- [What the task requires]
Pull out each line of the records holding the string "clicking".

- [Supplied entries]
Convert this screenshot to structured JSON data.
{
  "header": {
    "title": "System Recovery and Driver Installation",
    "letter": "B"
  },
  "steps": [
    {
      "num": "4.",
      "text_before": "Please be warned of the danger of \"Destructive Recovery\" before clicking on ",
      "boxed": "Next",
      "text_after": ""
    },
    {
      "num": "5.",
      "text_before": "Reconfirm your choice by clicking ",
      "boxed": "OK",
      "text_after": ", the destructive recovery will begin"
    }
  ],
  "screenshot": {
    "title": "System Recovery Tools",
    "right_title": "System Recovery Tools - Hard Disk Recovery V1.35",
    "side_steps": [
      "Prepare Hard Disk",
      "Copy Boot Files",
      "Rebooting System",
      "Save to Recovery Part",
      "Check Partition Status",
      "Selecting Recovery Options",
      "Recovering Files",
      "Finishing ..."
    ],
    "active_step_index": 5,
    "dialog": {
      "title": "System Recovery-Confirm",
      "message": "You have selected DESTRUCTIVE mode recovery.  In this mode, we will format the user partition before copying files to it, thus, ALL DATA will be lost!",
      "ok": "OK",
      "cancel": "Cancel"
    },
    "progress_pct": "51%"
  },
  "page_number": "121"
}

* * *

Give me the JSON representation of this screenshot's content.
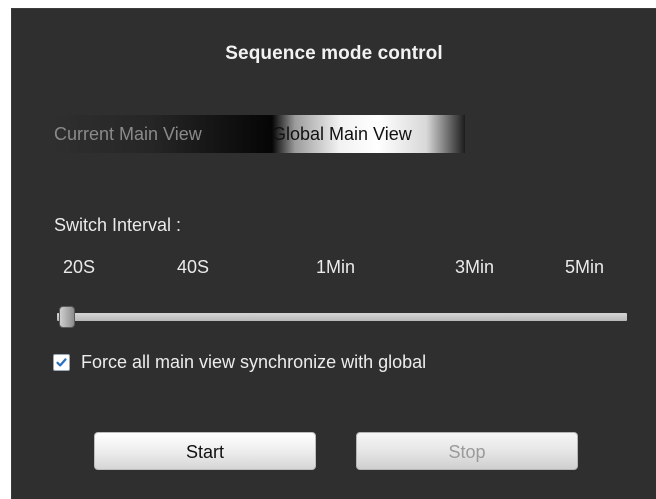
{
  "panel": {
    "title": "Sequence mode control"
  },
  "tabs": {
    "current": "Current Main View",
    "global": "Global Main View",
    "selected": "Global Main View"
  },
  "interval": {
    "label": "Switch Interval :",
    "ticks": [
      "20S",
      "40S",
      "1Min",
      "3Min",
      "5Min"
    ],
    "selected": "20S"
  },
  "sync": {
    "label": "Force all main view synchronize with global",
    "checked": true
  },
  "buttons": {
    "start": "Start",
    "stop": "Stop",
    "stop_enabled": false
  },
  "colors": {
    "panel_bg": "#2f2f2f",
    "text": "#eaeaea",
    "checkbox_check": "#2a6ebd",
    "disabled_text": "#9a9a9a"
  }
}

...

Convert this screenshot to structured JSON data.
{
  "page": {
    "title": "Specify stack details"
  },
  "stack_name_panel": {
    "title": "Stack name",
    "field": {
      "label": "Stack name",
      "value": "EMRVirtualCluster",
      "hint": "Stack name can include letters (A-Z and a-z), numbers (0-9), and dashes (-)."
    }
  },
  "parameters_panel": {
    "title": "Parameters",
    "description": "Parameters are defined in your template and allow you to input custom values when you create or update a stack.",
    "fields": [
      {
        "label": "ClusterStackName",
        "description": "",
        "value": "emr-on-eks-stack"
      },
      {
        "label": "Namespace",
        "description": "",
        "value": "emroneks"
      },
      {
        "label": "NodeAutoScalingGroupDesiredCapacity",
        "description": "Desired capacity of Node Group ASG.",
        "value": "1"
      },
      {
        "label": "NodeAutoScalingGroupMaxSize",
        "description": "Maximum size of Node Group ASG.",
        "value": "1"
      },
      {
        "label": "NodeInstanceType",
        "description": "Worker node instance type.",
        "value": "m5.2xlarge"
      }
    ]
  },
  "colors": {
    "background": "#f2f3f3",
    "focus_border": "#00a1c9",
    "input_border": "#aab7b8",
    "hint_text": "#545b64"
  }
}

- [Written response]
      "text_before": "Please be warned of the danger of \"Destructive Recovery\" before clicking on ",
      "text_before": "Reconfirm your choice by clicking ",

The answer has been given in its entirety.